## PROBLEM
Look through the records below, and copy out every line that holds the string "низкие".

## TASK INPUT
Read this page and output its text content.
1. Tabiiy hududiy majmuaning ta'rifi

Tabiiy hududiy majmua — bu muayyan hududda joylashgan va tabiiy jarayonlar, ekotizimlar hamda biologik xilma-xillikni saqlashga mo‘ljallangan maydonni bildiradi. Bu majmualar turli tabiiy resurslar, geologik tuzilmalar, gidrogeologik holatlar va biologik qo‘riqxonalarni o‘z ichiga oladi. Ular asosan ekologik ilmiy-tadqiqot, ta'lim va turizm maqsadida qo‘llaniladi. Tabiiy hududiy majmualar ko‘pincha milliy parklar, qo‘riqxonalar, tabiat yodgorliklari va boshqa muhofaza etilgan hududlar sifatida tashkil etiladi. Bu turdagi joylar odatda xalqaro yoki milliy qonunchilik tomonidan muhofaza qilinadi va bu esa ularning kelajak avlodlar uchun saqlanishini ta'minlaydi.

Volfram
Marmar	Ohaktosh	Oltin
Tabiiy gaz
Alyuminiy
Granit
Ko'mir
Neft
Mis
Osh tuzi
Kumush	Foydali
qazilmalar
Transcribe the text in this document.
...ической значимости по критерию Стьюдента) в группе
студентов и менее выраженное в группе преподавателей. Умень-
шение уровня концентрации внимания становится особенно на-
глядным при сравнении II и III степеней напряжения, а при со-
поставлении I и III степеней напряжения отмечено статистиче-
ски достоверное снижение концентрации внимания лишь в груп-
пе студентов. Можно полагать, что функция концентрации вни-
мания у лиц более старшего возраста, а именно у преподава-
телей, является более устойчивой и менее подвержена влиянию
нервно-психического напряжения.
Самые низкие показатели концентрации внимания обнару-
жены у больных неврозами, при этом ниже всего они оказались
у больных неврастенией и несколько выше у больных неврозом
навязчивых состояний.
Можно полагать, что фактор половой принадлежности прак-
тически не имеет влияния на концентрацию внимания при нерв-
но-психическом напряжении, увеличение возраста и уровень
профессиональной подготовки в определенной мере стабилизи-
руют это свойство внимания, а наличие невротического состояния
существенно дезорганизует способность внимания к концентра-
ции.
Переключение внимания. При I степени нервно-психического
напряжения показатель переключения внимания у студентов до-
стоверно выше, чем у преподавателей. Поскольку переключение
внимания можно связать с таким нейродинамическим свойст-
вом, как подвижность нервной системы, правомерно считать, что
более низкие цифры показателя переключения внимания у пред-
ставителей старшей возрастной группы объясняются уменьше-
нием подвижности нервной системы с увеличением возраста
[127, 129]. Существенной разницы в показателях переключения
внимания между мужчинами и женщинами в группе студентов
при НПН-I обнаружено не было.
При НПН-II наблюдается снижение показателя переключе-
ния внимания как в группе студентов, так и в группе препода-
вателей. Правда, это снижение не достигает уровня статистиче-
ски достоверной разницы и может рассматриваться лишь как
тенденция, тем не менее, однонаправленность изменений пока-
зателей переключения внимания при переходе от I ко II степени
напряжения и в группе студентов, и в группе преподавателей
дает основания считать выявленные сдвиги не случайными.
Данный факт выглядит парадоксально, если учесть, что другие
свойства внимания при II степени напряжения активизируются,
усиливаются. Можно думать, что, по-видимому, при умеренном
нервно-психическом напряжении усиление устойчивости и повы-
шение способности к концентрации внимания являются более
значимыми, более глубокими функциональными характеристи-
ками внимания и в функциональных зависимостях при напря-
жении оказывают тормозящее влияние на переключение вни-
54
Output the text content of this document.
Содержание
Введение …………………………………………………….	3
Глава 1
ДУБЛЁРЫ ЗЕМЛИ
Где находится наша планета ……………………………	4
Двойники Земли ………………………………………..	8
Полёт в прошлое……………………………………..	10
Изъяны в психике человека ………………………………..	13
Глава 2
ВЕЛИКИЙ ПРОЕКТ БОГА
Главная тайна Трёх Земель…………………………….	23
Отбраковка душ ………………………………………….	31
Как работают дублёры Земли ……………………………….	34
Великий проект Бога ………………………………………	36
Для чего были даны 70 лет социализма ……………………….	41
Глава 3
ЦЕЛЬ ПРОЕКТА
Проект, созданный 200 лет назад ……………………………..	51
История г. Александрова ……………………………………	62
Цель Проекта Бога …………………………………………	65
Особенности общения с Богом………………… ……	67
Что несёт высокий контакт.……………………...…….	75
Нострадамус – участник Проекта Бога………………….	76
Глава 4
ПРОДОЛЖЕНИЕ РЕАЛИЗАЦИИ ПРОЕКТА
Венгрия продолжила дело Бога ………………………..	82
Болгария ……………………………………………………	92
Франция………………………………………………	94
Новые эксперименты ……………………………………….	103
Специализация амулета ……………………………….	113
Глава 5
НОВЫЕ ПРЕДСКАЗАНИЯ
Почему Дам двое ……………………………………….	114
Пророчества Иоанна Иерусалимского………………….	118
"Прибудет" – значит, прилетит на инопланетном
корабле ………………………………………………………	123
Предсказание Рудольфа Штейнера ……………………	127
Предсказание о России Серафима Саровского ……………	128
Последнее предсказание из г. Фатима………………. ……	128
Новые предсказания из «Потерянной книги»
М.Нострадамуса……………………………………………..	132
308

## EXERCISE OUTPUT
Самые низкие показатели концентрации внимания обнару-
более низкие цифры показателя переключения внимания у пред-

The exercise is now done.